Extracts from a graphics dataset

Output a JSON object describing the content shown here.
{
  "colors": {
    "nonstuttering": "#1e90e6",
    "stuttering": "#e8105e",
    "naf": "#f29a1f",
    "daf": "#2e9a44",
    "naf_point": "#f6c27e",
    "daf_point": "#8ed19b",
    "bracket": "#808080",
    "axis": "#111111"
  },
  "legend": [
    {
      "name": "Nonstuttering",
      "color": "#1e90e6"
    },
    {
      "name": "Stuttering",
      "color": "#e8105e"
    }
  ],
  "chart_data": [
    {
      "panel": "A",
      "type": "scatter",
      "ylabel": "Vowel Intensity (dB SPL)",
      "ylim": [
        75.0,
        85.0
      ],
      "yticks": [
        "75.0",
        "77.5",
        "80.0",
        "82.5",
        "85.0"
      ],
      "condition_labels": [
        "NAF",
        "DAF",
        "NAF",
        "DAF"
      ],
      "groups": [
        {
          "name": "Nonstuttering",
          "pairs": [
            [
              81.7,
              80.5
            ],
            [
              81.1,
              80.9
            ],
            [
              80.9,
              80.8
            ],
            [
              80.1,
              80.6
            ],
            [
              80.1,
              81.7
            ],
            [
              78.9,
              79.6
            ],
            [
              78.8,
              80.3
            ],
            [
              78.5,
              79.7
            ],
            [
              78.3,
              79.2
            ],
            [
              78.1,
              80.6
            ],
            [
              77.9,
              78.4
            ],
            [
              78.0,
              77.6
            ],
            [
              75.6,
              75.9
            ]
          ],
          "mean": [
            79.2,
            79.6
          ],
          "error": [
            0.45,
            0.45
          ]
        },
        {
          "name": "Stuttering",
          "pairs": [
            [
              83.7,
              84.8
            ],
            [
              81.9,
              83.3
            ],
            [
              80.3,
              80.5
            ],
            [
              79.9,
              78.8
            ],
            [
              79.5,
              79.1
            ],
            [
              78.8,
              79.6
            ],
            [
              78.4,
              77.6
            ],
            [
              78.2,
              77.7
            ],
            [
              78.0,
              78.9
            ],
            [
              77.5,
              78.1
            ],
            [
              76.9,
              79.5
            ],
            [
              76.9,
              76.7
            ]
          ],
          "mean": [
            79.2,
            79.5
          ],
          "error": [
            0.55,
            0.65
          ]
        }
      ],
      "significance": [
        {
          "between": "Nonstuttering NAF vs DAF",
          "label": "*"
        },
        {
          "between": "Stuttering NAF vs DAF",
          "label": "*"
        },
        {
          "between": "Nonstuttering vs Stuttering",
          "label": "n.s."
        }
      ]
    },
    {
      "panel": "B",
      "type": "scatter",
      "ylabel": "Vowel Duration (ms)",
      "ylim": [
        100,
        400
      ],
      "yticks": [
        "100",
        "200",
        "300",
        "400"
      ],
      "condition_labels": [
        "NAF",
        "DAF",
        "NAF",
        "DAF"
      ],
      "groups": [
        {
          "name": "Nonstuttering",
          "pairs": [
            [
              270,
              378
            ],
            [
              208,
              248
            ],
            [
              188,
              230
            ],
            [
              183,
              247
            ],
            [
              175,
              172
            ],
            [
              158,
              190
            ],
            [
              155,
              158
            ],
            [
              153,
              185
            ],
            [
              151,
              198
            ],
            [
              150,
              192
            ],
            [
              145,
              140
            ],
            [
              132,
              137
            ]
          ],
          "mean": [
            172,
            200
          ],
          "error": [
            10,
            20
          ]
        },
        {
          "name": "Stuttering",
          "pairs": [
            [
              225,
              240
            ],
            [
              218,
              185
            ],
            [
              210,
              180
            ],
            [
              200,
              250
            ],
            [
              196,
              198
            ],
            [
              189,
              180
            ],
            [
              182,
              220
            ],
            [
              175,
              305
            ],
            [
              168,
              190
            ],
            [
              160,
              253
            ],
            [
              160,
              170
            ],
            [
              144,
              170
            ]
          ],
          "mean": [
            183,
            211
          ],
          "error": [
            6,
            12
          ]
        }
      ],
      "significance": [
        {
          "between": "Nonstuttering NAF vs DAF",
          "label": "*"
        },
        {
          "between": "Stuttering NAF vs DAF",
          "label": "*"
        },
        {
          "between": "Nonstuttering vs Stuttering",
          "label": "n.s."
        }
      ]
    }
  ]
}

TASK PROMPT | List all lines where "ylabel" occurs.

RIGHT ANSWER |
      "ylabel": "Vowel Intensity (dB SPL)",
      "ylabel": "Vowel Duration (ms)",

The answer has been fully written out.